→ Task list
1. Rewrite the esports article from "August 27, 2019" to "esports awareness compounds.", putting "e-sports" in place of "esports".
2. Continue the esports article from the point where it stops.

→ Provided text
Competitive gaming has some big hurdles, like turning a profit. But its long-term health appears bright.

August 27, 2019

It’s difficult to scroll very far in your preferred news source these days without coming across an esports headline. Many prominent individuals and investment funds are making waves by investing in esports, also known as multiplayer video games.

Among those sprinkling some investor stardust on the industry are former baseball player Alex Rodriguez, Ted Leonsis (the National Basketball Association and National Hockey League franchise owner) and the venture capital firm Accel Partners. That’s drawn significant attention to this expanding subculture. Profitability remains an afterthought, and challenges abound – not the least of which are viable wages for a growing player base. But our outlook for the long-term health of the industry is increasingly bright as revenue streams become more diverse, league formation takes shape and esports awareness compounds.

→ Supplied data

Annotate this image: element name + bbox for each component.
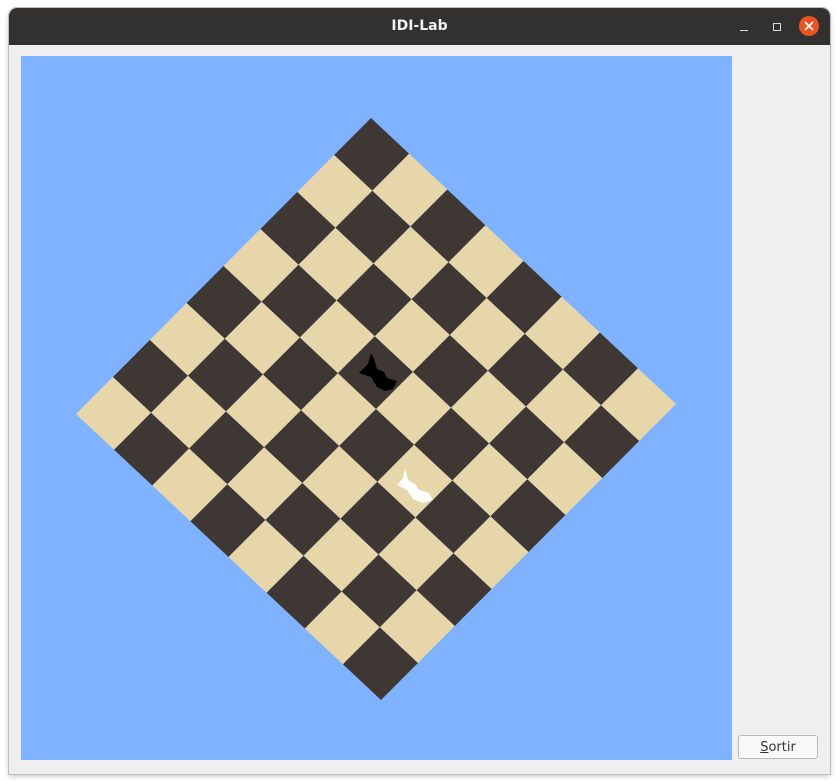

→ Exercise responses
1.
August 27, 2019

It’s difficult to scroll very far in your preferred news source these days without coming across an e-sports headline. Many prominent individuals and investment funds are making waves by investing in e-sports, also known as multiplayer video games.

Among those sprinkling some investor stardust on the industry are former baseball player Alex Rodriguez, Ted Leonsis (the National Basketball Association and National Hockey League franchise owner) and the venture capital firm Accel Partners. That’s drawn significant attention to this expanding subculture. Profitability remains an afterthought, and challenges abound – not the least of which are viable wages for a growing player base. But our outlook for the long-term health of the industry is increasingly bright as revenue streams become more diverse, league formation takes shape and e-sports awareness compounds.

2.
Consider that in 2018, there were 737 major esports events across titles such as League of Legends, Counter-Strike: Global Offensive and Dota 2, according to Newzoo, an esports analytics firm. While they have been hosted in traditional sports stadium atmospheres, most are commonly viewed online and occasionally on network television. Some of the most popular have sold out venues like Madison Square Garden and the Staples Center. The demand has prompted the construction of stadiums built specifically for esports, including a $10 million, 1,000-seat stadium in Arlington, TX.

It wasn’t always that way. In years past, esports leagues and events lacked the organization and structure necessary for the industry’s revenue streams to take root. Some big impetuses for change came in 2017, when two of the industry’s most established games, Overwatch and League of Legends, formed league structures and franchise systems designed to promote stability – encouraging steps that could prove to be a landmark inflection point. Furthering the franchising momentum, in early 2019 word leaked that the Call of Duty World League plans to rollout a franchise system.

The global esports audience is expected to reach 453.8 million in 2019, and the number of esports enthusiasts (those who watch esports content more than once a month) will grow to approximately 201 million in 2019, up 16.3% from 2018, according to Newzoo. The majority of participants watch esports online, primarily via Twitch, a streaming website predominantly used for video gaming. However, Twitch is not a niche platform. The company was purchased by Amazon for $970 million in 2014. And in 2016 Twitch boasted that its average viewer watched more programming per month than the typical YouTube user (421.6 minutes per month versus 291 minutes), according to TechCrunch.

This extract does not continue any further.